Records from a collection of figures
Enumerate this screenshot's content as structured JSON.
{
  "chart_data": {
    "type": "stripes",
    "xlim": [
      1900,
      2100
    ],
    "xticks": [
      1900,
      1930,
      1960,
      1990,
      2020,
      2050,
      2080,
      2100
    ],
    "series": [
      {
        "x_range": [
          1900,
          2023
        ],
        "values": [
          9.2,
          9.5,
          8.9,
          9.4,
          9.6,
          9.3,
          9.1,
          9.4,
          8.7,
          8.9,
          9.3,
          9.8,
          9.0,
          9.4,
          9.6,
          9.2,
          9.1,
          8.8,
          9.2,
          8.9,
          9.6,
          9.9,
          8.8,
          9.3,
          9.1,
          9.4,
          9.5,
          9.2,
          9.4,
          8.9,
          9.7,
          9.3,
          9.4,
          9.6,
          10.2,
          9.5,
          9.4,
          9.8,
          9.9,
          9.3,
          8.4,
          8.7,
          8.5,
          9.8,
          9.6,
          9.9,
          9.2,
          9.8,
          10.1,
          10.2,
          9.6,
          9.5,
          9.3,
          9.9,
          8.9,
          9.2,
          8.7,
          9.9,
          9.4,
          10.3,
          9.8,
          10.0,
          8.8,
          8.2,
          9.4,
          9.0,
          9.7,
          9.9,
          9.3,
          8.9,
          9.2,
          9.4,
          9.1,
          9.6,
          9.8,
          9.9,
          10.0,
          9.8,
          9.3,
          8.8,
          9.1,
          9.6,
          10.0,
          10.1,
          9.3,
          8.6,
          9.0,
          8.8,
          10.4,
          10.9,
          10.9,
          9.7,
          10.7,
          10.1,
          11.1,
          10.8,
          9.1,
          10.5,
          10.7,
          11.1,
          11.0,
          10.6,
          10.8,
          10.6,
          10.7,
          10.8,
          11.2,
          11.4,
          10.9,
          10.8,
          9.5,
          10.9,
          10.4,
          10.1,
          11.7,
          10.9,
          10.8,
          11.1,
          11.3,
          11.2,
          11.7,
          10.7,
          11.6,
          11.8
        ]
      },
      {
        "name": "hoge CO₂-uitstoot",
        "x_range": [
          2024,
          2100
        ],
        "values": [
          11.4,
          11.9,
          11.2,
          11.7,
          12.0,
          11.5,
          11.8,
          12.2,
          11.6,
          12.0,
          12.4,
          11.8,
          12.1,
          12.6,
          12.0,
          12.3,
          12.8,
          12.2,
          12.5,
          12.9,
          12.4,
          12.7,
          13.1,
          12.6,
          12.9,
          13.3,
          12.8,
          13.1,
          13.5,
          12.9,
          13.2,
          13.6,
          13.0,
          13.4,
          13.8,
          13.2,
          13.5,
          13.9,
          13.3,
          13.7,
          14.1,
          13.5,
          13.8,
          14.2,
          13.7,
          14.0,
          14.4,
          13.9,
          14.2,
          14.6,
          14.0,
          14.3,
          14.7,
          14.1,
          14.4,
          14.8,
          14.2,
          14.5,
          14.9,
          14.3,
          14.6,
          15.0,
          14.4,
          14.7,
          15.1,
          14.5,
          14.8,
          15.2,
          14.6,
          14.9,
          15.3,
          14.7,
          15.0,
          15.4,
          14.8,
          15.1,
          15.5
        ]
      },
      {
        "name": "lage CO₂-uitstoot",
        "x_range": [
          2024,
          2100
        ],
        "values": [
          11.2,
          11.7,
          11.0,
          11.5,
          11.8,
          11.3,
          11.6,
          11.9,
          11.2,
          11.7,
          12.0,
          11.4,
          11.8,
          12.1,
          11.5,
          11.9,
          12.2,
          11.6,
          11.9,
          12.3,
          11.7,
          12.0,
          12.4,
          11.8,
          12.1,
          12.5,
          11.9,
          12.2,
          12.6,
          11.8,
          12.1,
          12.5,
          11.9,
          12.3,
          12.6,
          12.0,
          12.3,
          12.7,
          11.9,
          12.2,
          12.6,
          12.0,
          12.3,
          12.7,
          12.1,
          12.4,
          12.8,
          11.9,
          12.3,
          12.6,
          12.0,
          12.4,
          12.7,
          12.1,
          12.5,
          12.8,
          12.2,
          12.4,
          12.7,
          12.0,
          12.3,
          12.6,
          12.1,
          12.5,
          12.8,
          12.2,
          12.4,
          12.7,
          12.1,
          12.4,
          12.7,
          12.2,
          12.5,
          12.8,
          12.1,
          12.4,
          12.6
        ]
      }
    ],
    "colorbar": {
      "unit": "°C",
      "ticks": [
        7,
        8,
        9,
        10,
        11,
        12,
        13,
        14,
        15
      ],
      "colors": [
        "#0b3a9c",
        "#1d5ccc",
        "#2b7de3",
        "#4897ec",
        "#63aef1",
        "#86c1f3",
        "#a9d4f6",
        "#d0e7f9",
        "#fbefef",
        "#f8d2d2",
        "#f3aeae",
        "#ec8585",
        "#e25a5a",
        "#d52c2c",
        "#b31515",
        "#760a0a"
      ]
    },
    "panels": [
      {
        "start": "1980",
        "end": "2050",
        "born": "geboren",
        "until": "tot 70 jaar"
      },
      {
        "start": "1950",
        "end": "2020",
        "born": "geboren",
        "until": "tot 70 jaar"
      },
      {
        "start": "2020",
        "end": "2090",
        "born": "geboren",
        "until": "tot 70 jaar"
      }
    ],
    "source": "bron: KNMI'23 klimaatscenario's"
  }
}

> Task objective
Could you reproduce every record above exactly as it appears?

> Completed task
Enumerate this screenshot's content as structured JSON.
{
  "chart_data": {
    "type": "stripes",
    "xlim": [
      1900,
      2100
    ],
    "xticks": [
      1900,
      1930,
      1960,
      1990,
      2020,
      2050,
      2080,
      2100
    ],
    "series": [
      {
        "x_range": [
          1900,
          2023
        ],
        "values": [
          9.2,
          9.5,
          8.9,
          9.4,
          9.6,
          9.3,
          9.1,
          9.4,
          8.7,
          8.9,
          9.3,
          9.8,
          9.0,
          9.4,
          9.6,
          9.2,
          9.1,
          8.8,
          9.2,
          8.9,
          9.6,
          9.9,
          8.8,
          9.3,
          9.1,
          9.4,
          9.5,
          9.2,
          9.4,
          8.9,
          9.7,
          9.3,
          9.4,
          9.6,
          10.2,
          9.5,
          9.4,
          9.8,
          9.9,
          9.3,
          8.4,
          8.7,
          8.5,
          9.8,
          9.6,
          9.9,
          9.2,
          9.8,
          10.1,
          10.2,
          9.6,
          9.5,
          9.3,
          9.9,
          8.9,
          9.2,
          8.7,
          9.9,
          9.4,
          10.3,
          9.8,
          10.0,
          8.8,
          8.2,
          9.4,
          9.0,
          9.7,
          9.9,
          9.3,
          8.9,
          9.2,
          9.4,
          9.1,
          9.6,
          9.8,
          9.9,
          10.0,
          9.8,
          9.3,
          8.8,
          9.1,
          9.6,
          10.0,
          10.1,
          9.3,
          8.6,
          9.0,
          8.8,
          10.4,
          10.9,
          10.9,
          9.7,
          10.7,
          10.1,
          11.1,
          10.8,
          9.1,
          10.5,
          10.7,
          11.1,
          11.0,
          10.6,
          10.8,
          10.6,
          10.7,
          10.8,
          11.2,
          11.4,
          10.9,
          10.8,
          9.5,
          10.9,
          10.4,
          10.1,
          11.7,
          10.9,
          10.8,
          11.1,
          11.3,
          11.2,
          11.7,
          10.7,
          11.6,
          11.8
        ]
      },
      {
        "name": "hoge CO₂-uitstoot",
        "x_range": [
          2024,
          2100
        ],
        "values": [
          11.4,
          11.9,
          11.2,
          11.7,
          12.0,
          11.5,
          11.8,
          12.2,
          11.6,
          12.0,
          12.4,
          11.8,
          12.1,
          12.6,
          12.0,
          12.3,
          12.8,
          12.2,
          12.5,
          12.9,
          12.4,
          12.7,
          13.1,
          12.6,
          12.9,
          13.3,
          12.8,
          13.1,
          13.5,
          12.9,
          13.2,
          13.6,
          13.0,
          13.4,
          13.8,
          13.2,
          13.5,
          13.9,
          13.3,
          13.7,
          14.1,
          13.5,
          13.8,
          14.2,
          13.7,
          14.0,
          14.4,
          13.9,
          14.2,
          14.6,
          14.0,
          14.3,
          14.7,
          14.1,
          14.4,
          14.8,
          14.2,
          14.5,
          14.9,
          14.3,
          14.6,
          15.0,
          14.4,
          14.7,
          15.1,
          14.5,
          14.8,
          15.2,
          14.6,
          14.9,
          15.3,
          14.7,
          15.0,
          15.4,
          14.8,
          15.1,
          15.5
        ]
      },
      {
        "name": "lage CO₂-uitstoot",
        "x_range": [
          2024,
          2100
        ],
        "values": [
          11.2,
          11.7,
          11.0,
          11.5,
          11.8,
          11.3,
          11.6,
          11.9,
          11.2,
          11.7,
          12.0,
          11.4,
          11.8,
          12.1,
          11.5,
          11.9,
          12.2,
          11.6,
          11.9,
          12.3,
          11.7,
          12.0,
          12.4,
          11.8,
          12.1,
          12.5,
          11.9,
          12.2,
          12.6,
          11.8,
          12.1,
          12.5,
          11.9,
          12.3,
          12.6,
          12.0,
          12.3,
          12.7,
          11.9,
          12.2,
          12.6,
          12.0,
          12.3,
          12.7,
          12.1,
          12.4,
          12.8,
          11.9,
          12.3,
          12.6,
          12.0,
          12.4,
          12.7,
          12.1,
          12.5,
          12.8,
          12.2,
          12.4,
          12.7,
          12.0,
          12.3,
          12.6,
          12.1,
          12.5,
          12.8,
          12.2,
          12.4,
          12.7,
          12.1,
          12.4,
          12.7,
          12.2,
          12.5,
          12.8,
          12.1,
          12.4,
          12.6
        ]
      }
    ],
    "colorbar": {
      "unit": "°C",
      "ticks": [
        7,
        8,
        9,
        10,
        11,
        12,
        13,
        14,
        15
      ],
      "colors": [
        "#0b3a9c",
        "#1d5ccc",
        "#2b7de3",
        "#4897ec",
        "#63aef1",
        "#86c1f3",
        "#a9d4f6",
        "#d0e7f9",
        "#fbefef",
        "#f8d2d2",
        "#f3aeae",
        "#ec8585",
        "#e25a5a",
        "#d52c2c",
        "#b31515",
        "#760a0a"
      ]
    },
    "panels": [
      {
        "start": "1980",
        "end": "2050",
        "born": "geboren",
        "until": "tot 70 jaar"
      },
      {
        "start": "1950",
        "end": "2020",
        "born": "geboren",
        "until": "tot 70 jaar"
      },
      {
        "start": "2020",
        "end": "2090",
        "born": "geboren",
        "until": "tot 70 jaar"
      }
    ],
    "source": "bron: KNMI'23 klimaatscenario's"
  }
}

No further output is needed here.